* EXERCISE BRIEF *
For the material that follows, list every line containing the word "color".

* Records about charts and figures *
((

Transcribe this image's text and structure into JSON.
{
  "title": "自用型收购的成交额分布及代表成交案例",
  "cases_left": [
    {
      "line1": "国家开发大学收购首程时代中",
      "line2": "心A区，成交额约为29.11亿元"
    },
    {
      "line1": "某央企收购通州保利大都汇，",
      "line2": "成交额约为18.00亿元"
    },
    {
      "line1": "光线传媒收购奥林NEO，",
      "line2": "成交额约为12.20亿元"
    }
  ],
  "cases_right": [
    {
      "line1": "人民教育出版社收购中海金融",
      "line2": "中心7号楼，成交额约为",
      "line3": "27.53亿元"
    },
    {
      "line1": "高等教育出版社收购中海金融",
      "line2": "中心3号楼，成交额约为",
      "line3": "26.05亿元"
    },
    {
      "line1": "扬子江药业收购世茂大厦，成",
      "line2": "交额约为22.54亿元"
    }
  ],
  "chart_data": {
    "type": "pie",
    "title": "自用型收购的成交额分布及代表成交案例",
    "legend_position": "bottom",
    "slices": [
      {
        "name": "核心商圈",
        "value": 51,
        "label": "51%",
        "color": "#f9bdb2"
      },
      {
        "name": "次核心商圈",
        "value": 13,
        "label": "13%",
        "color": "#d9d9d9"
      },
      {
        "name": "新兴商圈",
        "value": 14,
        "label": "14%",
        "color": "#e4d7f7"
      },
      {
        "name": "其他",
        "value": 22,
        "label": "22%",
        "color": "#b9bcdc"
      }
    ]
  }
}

))

* ANSWER BELOW *
        "color": "#f9bdb2"
        "color": "#d9d9d9"
        "color": "#e4d7f7"
        "color": "#b9bcdc"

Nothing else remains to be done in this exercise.